**Task statement:**
Each record below should appear again exactly as written.

□ □ □ □ □

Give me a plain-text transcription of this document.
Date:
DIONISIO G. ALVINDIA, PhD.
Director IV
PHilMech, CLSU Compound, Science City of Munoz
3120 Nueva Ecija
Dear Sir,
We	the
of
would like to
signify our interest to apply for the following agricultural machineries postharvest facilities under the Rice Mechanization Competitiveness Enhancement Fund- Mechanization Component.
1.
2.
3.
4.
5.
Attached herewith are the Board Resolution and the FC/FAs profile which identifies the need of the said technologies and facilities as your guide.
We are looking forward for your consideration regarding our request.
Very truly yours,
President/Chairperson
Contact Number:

□ □ □ □ □

**Answer to this problem:**
Give me a plain-text transcription of this document.
Date:
DIONISIO G. ALVINDIA, PhD.
Director IV
PHilMech, CLSU Compound, Science City of Munoz
3120 Nueva Ecija
Dear Sir,
We	the
of
would like to
signify our interest to apply for the following agricultural machineries postharvest facilities under the Rice Mechanization Competitiveness Enhancement Fund- Mechanization Component.
1.
2.
3.
4.
5.
Attached herewith are the Board Resolution and the FC/FAs profile which identifies the need of the said technologies and facilities as your guide.
We are looking forward for your consideration regarding our request.
Very truly yours,
President/Chairperson
Contact Number:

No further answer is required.